## YOUR GOAL
Write out the entries again exactly as they are given.

★ ★ ★ ★ ★

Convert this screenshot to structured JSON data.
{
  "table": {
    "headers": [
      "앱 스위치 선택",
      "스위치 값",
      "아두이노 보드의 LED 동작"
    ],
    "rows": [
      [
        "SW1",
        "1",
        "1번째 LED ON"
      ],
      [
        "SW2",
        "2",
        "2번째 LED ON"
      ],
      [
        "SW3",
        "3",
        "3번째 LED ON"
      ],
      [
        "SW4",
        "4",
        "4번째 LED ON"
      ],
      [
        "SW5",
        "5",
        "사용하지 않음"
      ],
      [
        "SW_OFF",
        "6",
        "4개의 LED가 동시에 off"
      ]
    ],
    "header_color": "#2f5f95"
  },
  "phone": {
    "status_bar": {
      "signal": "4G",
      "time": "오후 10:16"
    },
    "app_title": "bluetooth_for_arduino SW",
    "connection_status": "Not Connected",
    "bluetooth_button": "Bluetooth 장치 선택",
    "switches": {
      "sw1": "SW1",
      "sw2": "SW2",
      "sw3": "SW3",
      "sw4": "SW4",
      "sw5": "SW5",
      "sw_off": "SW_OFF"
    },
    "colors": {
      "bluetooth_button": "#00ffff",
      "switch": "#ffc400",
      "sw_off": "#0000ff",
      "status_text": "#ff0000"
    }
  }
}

★ ★ ★ ★ ★

## OUTPUT FOR THIS TASK
Convert this screenshot to structured JSON data.
{
  "table": {
    "headers": [
      "앱 스위치 선택",
      "스위치 값",
      "아두이노 보드의 LED 동작"
    ],
    "rows": [
      [
        "SW1",
        "1",
        "1번째 LED ON"
      ],
      [
        "SW2",
        "2",
        "2번째 LED ON"
      ],
      [
        "SW3",
        "3",
        "3번째 LED ON"
      ],
      [
        "SW4",
        "4",
        "4번째 LED ON"
      ],
      [
        "SW5",
        "5",
        "사용하지 않음"
      ],
      [
        "SW_OFF",
        "6",
        "4개의 LED가 동시에 off"
      ]
    ],
    "header_color": "#2f5f95"
  },
  "phone": {
    "status_bar": {
      "signal": "4G",
      "time": "오후 10:16"
    },
    "app_title": "bluetooth_for_arduino SW",
    "connection_status": "Not Connected",
    "bluetooth_button": "Bluetooth 장치 선택",
    "switches": {
      "sw1": "SW1",
      "sw2": "SW2",
      "sw3": "SW3",
      "sw4": "SW4",
      "sw5": "SW5",
      "sw_off": "SW_OFF"
    },
    "colors": {
      "bluetooth_button": "#00ffff",
      "switch": "#ffc400",
      "sw_off": "#0000ff",
      "status_text": "#ff0000"
    }
  }
}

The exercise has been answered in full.